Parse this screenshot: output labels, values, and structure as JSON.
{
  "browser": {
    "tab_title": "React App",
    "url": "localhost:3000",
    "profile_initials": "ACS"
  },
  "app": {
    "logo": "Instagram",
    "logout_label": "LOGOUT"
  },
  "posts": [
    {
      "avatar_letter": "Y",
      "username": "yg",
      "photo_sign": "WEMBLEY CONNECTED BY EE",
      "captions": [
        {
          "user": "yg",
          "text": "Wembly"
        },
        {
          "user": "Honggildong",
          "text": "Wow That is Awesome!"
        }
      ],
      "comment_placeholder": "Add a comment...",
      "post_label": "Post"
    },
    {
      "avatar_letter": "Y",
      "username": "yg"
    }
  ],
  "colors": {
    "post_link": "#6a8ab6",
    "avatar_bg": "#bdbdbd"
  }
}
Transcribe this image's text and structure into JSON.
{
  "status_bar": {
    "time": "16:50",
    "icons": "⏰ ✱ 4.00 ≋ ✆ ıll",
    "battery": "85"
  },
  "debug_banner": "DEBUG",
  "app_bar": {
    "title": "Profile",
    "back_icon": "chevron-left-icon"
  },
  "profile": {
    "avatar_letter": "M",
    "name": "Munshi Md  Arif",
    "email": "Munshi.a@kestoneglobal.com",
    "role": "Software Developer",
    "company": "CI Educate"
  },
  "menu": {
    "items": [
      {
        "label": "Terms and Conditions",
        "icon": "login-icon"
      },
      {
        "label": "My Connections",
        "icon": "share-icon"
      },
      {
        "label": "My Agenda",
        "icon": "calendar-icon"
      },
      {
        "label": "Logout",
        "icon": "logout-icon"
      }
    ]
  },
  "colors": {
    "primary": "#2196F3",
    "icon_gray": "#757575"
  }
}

══════════════════════════════

Work to do:
Search the data above for the string "Munshi" and return every line that has it.

Result of the exercise:
    "name": "Munshi Md  Arif",
    "email": "Munshi.a@kestoneglobal.com",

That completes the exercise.